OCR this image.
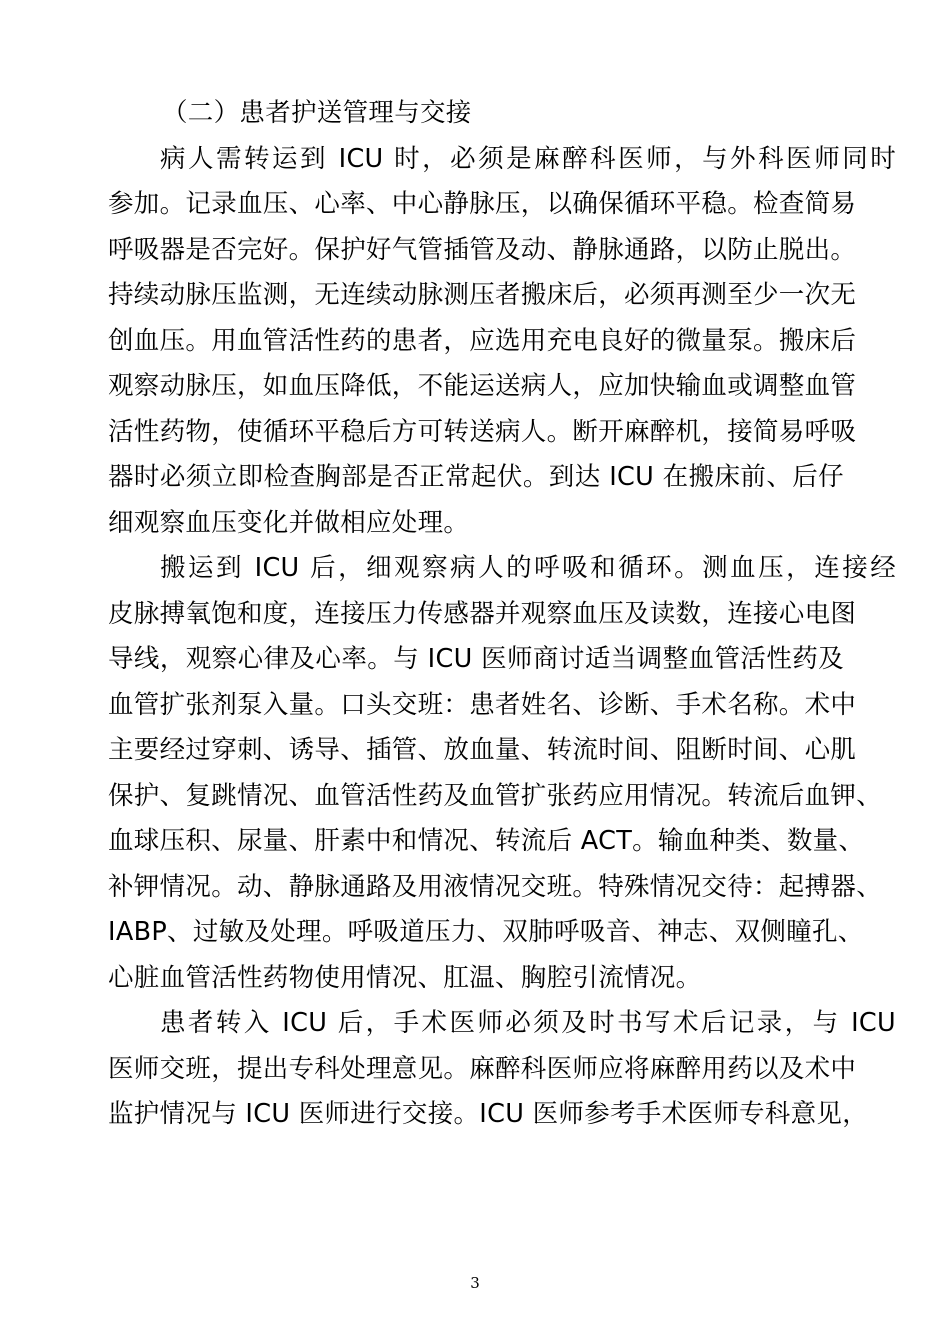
（二）患者护送管理与交接
病人需转运到 ICU 时，必须是麻醉科医师，与外科医师同时
参加。记录血压、心率、中心静脉压，以确保循环平稳。检查简易
呼吸器是否完好。保护好气管插管及动、静脉通路，以防止脱出。
持续动脉压监测，无连续动脉测压者搬床后，必须再测至少一次无
创血压。用血管活性药的患者，应选用充电良好的微量泵。搬床后
观察动脉压，如血压降低，不能运送病人，应加快输血或调整血管
活性药物，使循环平稳后方可转送病人。断开麻醉机，接简易呼吸
器时必须立即检查胸部是否正常起伏。到达 ICU 在搬床前、后仔
细观察血压变化并做相应处理。
搬运到 ICU 后，细观察病人的呼吸和循环。测血压，连接经
皮脉搏氧饱和度，连接压力传感器并观察血压及读数，连接心电图
导线，观察心律及心率。与 ICU 医师商讨适当调整血管活性药及
血管扩张剂泵入量。口头交班：患者姓名、诊断、手术名称。术中
主要经过穿刺、诱导、插管、放血量、转流时间、阻断时间、心肌
保护、复跳情况、血管活性药及血管扩张药应用情况。转流后血钾、
血球压积、尿量、肝素中和情况、转流后 ACT。输血种类、数量、
补钾情况。动、静脉通路及用液情况交班。特殊情况交待：起搏器、
IABP、过敏及处理。呼吸道压力、双肺呼吸音、神志、双侧瞳孔、
心脏血管活性药物使用情况、肛温、胸腔引流情况。
患者转入 ICU 后，手术医师必须及时书写术后记录，与 ICU
医师交班，提出专科处理意见。麻醉科医师应将麻醉用药以及术中
监护情况与 ICU 医师进行交接。ICU 医师参考手术医师专科意见，
3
---
[WRITTEN EXERCISE] Copy the listing word for word, excluding its pictures.

[SOLVED PROBLEM]
OCR this image.
（二）患者护送管理与交接
病人需转运到 ICU 时，必须是麻醉科医师，与外科医师同时
参加。记录血压、心率、中心静脉压，以确保循环平稳。检查简易
呼吸器是否完好。保护好气管插管及动、静脉通路，以防止脱出。
持续动脉压监测，无连续动脉测压者搬床后，必须再测至少一次无
创血压。用血管活性药的患者，应选用充电良好的微量泵。搬床后
观察动脉压，如血压降低，不能运送病人，应加快输血或调整血管
活性药物，使循环平稳后方可转送病人。断开麻醉机，接简易呼吸
器时必须立即检查胸部是否正常起伏。到达 ICU 在搬床前、后仔
细观察血压变化并做相应处理。
搬运到 ICU 后，细观察病人的呼吸和循环。测血压，连接经
皮脉搏氧饱和度，连接压力传感器并观察血压及读数，连接心电图
导线，观察心律及心率。与 ICU 医师商讨适当调整血管活性药及
血管扩张剂泵入量。口头交班：患者姓名、诊断、手术名称。术中
主要经过穿刺、诱导、插管、放血量、转流时间、阻断时间、心肌
保护、复跳情况、血管活性药及血管扩张药应用情况。转流后血钾、
血球压积、尿量、肝素中和情况、转流后 ACT。输血种类、数量、
补钾情况。动、静脉通路及用液情况交班。特殊情况交待：起搏器、
IABP、过敏及处理。呼吸道压力、双肺呼吸音、神志、双侧瞳孔、
心脏血管活性药物使用情况、肛温、胸腔引流情况。
患者转入 ICU 后，手术医师必须及时书写术后记录，与 ICU
医师交班，提出专科处理意见。麻醉科医师应将麻醉用药以及术中
监护情况与 ICU 医师进行交接。ICU 医师参考手术医师专科意见，
3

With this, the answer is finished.